> [WHAT YOU NEED TO DO]: Give all of the lines again, with nothing added or dropped.
START INPUT FOR THIS TASK
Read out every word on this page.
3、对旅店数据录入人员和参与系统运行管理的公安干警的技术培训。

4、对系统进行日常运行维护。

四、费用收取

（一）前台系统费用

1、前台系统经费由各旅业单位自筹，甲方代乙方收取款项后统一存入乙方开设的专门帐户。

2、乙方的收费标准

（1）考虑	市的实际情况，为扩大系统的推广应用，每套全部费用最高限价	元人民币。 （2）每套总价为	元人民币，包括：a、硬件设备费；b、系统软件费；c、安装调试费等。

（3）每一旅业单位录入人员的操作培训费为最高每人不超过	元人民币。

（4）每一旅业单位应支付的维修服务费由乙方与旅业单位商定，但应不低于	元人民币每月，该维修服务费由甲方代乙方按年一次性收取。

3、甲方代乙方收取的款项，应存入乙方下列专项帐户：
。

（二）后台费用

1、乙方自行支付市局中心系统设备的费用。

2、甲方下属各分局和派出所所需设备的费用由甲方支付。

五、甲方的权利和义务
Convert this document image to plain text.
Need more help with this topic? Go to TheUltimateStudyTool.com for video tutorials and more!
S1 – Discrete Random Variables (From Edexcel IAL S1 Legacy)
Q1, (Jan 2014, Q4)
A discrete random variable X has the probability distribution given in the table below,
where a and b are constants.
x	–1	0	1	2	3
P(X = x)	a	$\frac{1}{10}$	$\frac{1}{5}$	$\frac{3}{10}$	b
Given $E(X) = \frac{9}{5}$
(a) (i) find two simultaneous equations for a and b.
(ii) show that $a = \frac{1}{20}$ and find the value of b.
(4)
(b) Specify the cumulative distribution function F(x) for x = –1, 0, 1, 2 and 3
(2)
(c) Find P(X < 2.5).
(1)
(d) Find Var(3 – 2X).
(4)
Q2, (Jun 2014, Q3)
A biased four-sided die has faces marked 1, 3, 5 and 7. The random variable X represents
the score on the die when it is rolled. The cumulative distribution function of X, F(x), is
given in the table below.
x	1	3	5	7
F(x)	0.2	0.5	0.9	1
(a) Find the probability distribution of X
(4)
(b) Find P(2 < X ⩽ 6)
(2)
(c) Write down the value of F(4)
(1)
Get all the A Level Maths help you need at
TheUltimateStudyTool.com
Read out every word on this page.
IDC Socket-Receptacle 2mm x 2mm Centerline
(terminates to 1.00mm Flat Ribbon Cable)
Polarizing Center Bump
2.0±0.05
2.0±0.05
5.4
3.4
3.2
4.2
END INPUT FOR THIS TASK
> [SOLUTION FOR THIS PROBLEM]:
Read out every word on this page.
3、对旅店数据录入人员和参与系统运行管理的公安干警的技术培训。

4、对系统进行日常运行维护。

四、费用收取

（一）前台系统费用

1、前台系统经费由各旅业单位自筹，甲方代乙方收取款项后统一存入乙方开设的专门帐户。

2、乙方的收费标准

（1）考虑	市的实际情况，为扩大系统的推广应用，每套全部费用最高限价	元人民币。 （2）每套总价为	元人民币，包括：a、硬件设备费；b、系统软件费；c、安装调试费等。

（3）每一旅业单位录入人员的操作培训费为最高每人不超过	元人民币。

（4）每一旅业单位应支付的维修服务费由乙方与旅业单位商定，但应不低于	元人民币每月，该维修服务费由甲方代乙方按年一次性收取。

3、甲方代乙方收取的款项，应存入乙方下列专项帐户：
。

（二）后台费用

1、乙方自行支付市局中心系统设备的费用。

2、甲方下属各分局和派出所所需设备的费用由甲方支付。

五、甲方的权利和义务
Convert this document image to plain text.
Need more help with this topic? Go to TheUltimateStudyTool.com for video tutorials and more!
S1 – Discrete Random Variables (From Edexcel IAL S1 Legacy)
Q1, (Jan 2014, Q4)
A discrete random variable X has the probability distribution given in the table below,
where a and b are constants.
x	–1	0	1	2	3
P(X = x)	a	$\frac{1}{10}$	$\frac{1}{5}$	$\frac{3}{10}$	b
Given $E(X) = \frac{9}{5}$
(a) (i) find two simultaneous equations for a and b.
(ii) show that $a = \frac{1}{20}$ and find the value of b.
(4)
(b) Specify the cumulative distribution function F(x) for x = –1, 0, 1, 2 and 3
(2)
(c) Find P(X < 2.5).
(1)
(d) Find Var(3 – 2X).
(4)
Q2, (Jun 2014, Q3)
A biased four-sided die has faces marked 1, 3, 5 and 7. The random variable X represents
the score on the die when it is rolled. The cumulative distribution function of X, F(x), is
given in the table below.
x	1	3	5	7
F(x)	0.2	0.5	0.9	1
(a) Find the probability distribution of X
(4)
(b) Find P(2 < X ⩽ 6)
(2)
(c) Write down the value of F(4)
(1)
Get all the A Level Maths help you need at
TheUltimateStudyTool.com
Read out every word on this page.
IDC Socket-Receptacle 2mm x 2mm Centerline
(terminates to 1.00mm Flat Ribbon Cable)
Polarizing Center Bump
2.0±0.05
2.0±0.05
5.4
3.4
3.2
4.2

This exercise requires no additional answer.